What the task asks :: Write out all the lines again, precisely as they stand, but without the images.
======== Supplied data ========
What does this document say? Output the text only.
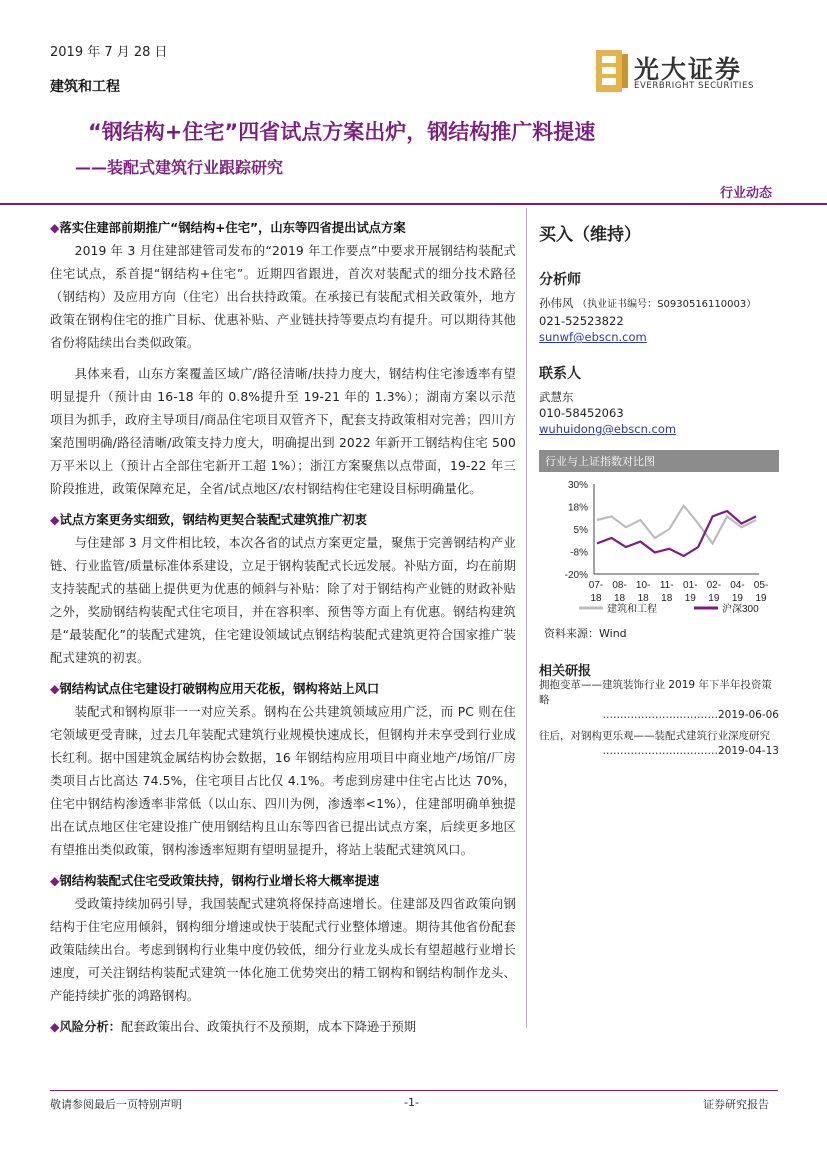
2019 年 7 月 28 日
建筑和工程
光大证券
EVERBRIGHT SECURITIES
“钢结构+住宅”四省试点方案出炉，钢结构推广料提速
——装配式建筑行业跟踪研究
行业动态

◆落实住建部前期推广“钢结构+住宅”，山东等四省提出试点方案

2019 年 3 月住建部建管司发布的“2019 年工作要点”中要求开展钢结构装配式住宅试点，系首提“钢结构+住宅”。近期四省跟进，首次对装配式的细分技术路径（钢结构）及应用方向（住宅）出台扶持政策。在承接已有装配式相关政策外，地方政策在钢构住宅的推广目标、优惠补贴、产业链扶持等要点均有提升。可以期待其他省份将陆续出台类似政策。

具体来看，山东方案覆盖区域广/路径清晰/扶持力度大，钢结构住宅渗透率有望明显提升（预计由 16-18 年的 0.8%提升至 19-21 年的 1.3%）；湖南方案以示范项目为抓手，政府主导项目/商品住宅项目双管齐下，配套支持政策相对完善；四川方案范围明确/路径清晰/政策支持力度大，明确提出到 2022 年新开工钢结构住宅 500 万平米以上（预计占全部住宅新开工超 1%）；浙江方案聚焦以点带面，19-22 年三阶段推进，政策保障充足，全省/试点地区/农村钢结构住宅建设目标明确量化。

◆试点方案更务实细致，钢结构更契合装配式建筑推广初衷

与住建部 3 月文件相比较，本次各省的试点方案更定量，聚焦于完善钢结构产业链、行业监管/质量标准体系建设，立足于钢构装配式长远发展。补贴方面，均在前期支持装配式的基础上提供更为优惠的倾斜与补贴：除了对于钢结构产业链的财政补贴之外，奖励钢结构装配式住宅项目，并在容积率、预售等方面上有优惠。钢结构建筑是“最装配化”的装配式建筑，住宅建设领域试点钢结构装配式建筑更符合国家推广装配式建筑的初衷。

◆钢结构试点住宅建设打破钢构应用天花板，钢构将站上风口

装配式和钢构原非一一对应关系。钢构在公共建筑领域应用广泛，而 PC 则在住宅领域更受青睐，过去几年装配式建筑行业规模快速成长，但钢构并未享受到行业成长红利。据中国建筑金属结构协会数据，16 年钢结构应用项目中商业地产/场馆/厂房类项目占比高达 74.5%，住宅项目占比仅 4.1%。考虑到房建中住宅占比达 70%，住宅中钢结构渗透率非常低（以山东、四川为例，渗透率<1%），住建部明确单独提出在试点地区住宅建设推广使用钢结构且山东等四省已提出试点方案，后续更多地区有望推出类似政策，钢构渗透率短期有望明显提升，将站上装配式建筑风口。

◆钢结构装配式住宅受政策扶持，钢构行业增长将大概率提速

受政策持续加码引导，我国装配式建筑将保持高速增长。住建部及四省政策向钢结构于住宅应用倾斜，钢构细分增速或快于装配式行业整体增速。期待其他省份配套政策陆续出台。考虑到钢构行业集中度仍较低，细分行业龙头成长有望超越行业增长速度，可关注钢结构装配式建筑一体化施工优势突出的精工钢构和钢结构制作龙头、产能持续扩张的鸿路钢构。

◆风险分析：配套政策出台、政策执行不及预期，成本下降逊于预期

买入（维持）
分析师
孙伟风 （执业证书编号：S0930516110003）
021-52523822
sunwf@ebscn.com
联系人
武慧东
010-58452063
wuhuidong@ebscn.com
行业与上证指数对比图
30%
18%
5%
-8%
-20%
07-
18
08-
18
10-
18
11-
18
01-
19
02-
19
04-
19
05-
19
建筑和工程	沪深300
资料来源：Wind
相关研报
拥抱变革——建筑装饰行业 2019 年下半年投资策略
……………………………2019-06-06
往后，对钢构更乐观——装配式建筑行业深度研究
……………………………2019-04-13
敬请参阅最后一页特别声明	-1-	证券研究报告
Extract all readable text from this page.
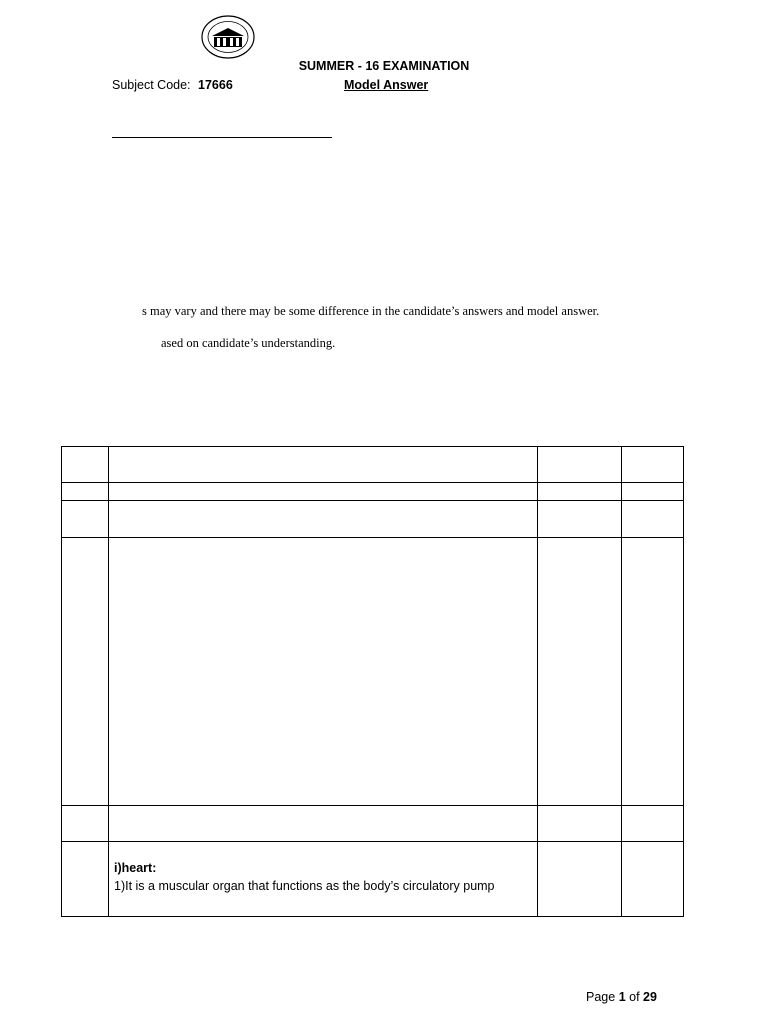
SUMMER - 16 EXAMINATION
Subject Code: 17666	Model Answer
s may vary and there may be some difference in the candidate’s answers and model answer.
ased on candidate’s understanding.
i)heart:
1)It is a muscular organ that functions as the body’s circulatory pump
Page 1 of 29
========
Solution to the exercise ::
What does this document say? Output the text only.
2019 年 7 月 28 日
建筑和工程
光大证券
EVERBRIGHT SECURITIES
“钢结构+住宅”四省试点方案出炉，钢结构推广料提速
——装配式建筑行业跟踪研究
行业动态

◆落实住建部前期推广“钢结构+住宅”，山东等四省提出试点方案

2019 年 3 月住建部建管司发布的“2019 年工作要点”中要求开展钢结构装配式住宅试点，系首提“钢结构+住宅”。近期四省跟进，首次对装配式的细分技术路径（钢结构）及应用方向（住宅）出台扶持政策。在承接已有装配式相关政策外，地方政策在钢构住宅的推广目标、优惠补贴、产业链扶持等要点均有提升。可以期待其他省份将陆续出台类似政策。

具体来看，山东方案覆盖区域广/路径清晰/扶持力度大，钢结构住宅渗透率有望明显提升（预计由 16-18 年的 0.8%提升至 19-21 年的 1.3%）；湖南方案以示范项目为抓手，政府主导项目/商品住宅项目双管齐下，配套支持政策相对完善；四川方案范围明确/路径清晰/政策支持力度大，明确提出到 2022 年新开工钢结构住宅 500 万平米以上（预计占全部住宅新开工超 1%）；浙江方案聚焦以点带面，19-22 年三阶段推进，政策保障充足，全省/试点地区/农村钢结构住宅建设目标明确量化。

◆试点方案更务实细致，钢结构更契合装配式建筑推广初衷

与住建部 3 月文件相比较，本次各省的试点方案更定量，聚焦于完善钢结构产业链、行业监管/质量标准体系建设，立足于钢构装配式长远发展。补贴方面，均在前期支持装配式的基础上提供更为优惠的倾斜与补贴：除了对于钢结构产业链的财政补贴之外，奖励钢结构装配式住宅项目，并在容积率、预售等方面上有优惠。钢结构建筑是“最装配化”的装配式建筑，住宅建设领域试点钢结构装配式建筑更符合国家推广装配式建筑的初衷。

◆钢结构试点住宅建设打破钢构应用天花板，钢构将站上风口

装配式和钢构原非一一对应关系。钢构在公共建筑领域应用广泛，而 PC 则在住宅领域更受青睐，过去几年装配式建筑行业规模快速成长，但钢构并未享受到行业成长红利。据中国建筑金属结构协会数据，16 年钢结构应用项目中商业地产/场馆/厂房类项目占比高达 74.5%，住宅项目占比仅 4.1%。考虑到房建中住宅占比达 70%，住宅中钢结构渗透率非常低（以山东、四川为例，渗透率<1%），住建部明确单独提出在试点地区住宅建设推广使用钢结构且山东等四省已提出试点方案，后续更多地区有望推出类似政策，钢构渗透率短期有望明显提升，将站上装配式建筑风口。

◆钢结构装配式住宅受政策扶持，钢构行业增长将大概率提速

受政策持续加码引导，我国装配式建筑将保持高速增长。住建部及四省政策向钢结构于住宅应用倾斜，钢构细分增速或快于装配式行业整体增速。期待其他省份配套政策陆续出台。考虑到钢构行业集中度仍较低，细分行业龙头成长有望超越行业增长速度，可关注钢结构装配式建筑一体化施工优势突出的精工钢构和钢结构制作龙头、产能持续扩张的鸿路钢构。

◆风险分析：配套政策出台、政策执行不及预期，成本下降逊于预期

买入（维持）
分析师
孙伟风 （执业证书编号：S0930516110003）
021-52523822
sunwf@ebscn.com
联系人
武慧东
010-58452063
wuhuidong@ebscn.com
行业与上证指数对比图
30%
18%
5%
-8%
-20%
07-
18
08-
18
10-
18
11-
18
01-
19
02-
19
04-
19
05-
19
建筑和工程	沪深300
资料来源：Wind
相关研报
拥抱变革——建筑装饰行业 2019 年下半年投资策略
……………………………2019-06-06
往后，对钢构更乐观——装配式建筑行业深度研究
……………………………2019-04-13
敬请参阅最后一页特别声明	-1-	证券研究报告
Extract all readable text from this page.
SUMMER - 16 EXAMINATION
Subject Code: 17666	Model Answer
s may vary and there may be some difference in the candidate’s answers and model answer.
ased on candidate’s understanding.
i)heart:
1)It is a muscular organ that functions as the body’s circulatory pump
Page 1 of 29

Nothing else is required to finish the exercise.